> TEXT PROVIDED
November 2, 2014 by deirdre 31 Comments

elloras-cave-blog-header
I had some expectations about what the reply would consist of.
tl;dr version: I’m disappointed.

My Take on It

  1. 10/24 (Friday) EC’s lawyer files a motion to punt (remand) the case back to state court relying on Rose v. Giamatti.
  2. The same day, DA’s lawyer shoots an email to EC’s saying, “I’m unsure if you’ve reviewed the case you primarily rely upon, but I believe that Rose v. Giamatti says the exact opposite of what you’ve raised it for.” In other words, Randazza said, basically: “Heads up: brain fart?” Which offered the opportunity for Mastrantonio to fix it.
  3. Not hearing anything back, DA’s lawyer files an opposition on Sunday the 26th, including the email from #2. Which was included to demonstrate several points made, not just that one.
  4. On Monday, 10/27, the judge gave EC/JJ a week to file a response. No evidence the judge had read the underlying paperwork, but it decreases his odds of getting it punted to a higher court if he allows time for Plaintiff to clarify.
  5. EC/JJ filed their response on the 31st. Halloween. Trick or treat. It used the same single case citation.

It’s unusual for a motion to rely on a single case cite, and unusual for both sides to rely on the same single cite.
What I expected EC’s lawyer to do: find some other case cites that also cited Rose v. Giamatti and use some more of his skills to strengthen his narrative. ::cough::
Courtney’s analyzed the underlying issues, and I agree. Especially this part:

I lay this all out because EC’s reply confuses the merits of the controversy with the merits of a temporary restraining order. In order to evaluate the reply, you need to understand that first, these are two separate things, and second, that no lawyer–indeed, no halfway decent law student–should confuse the two.

Another Issue Here

In the footnote:

Plaintiffs indicated that because the facts on the ground had changed, the urgency associated with a temporary restraining order had become attenuated and that a consolidation of the hearing with the final hearing on the merits under Rule 65(a)(2) would avoid 2 hearings, 2 trips for defense counsel and his client, 2 briefings, and twice the use of the Court’s time and resources.

I just mention the following and allow you to draw your own conclusions….

  1. Randazza is a noted first amendment attorney.
  2. EC files for a TRO/Preliminary injunction against Dear Author to prevent further postings about EC from DA.
  3. Case law about prior restraint is heavy first amendment case law.
  4. First amendment cases are best heard in federal court (though I’m not sure they’re necessarily federal questions).
  5. EC/JJ wants a remand to state court.
  6. Suddenly the TRO’s urgency has “become attenuated.”

> TASK DIRECTIONS
Copy out everything from "3. Not hearing" down to "just that one." in the blog post above, word for word.

> DATA BLOCK
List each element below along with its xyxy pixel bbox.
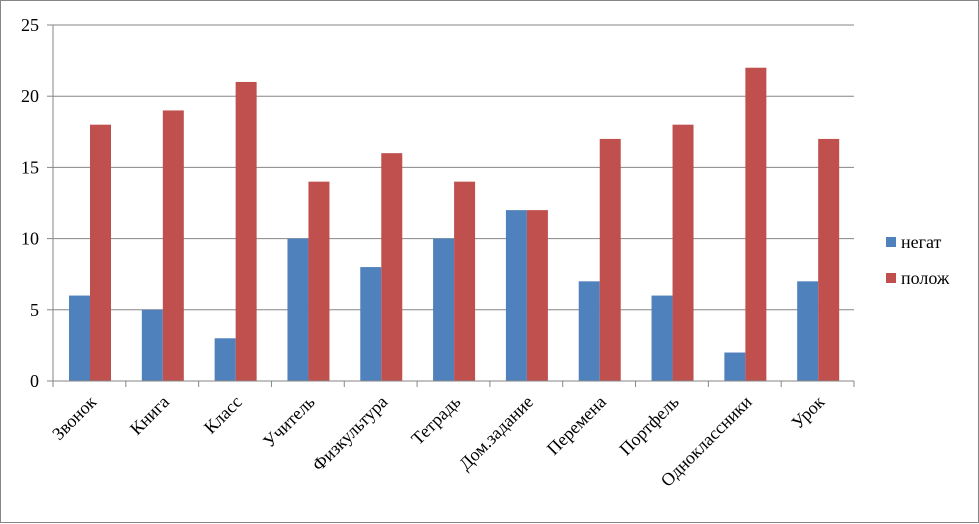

> RESPONSE TO THIS TASK
3. Not hearing anything back, DA’s lawyer files an opposition on Sunday the 26th, including the email from #2. Which was included to demonstrate several points made, not just that one.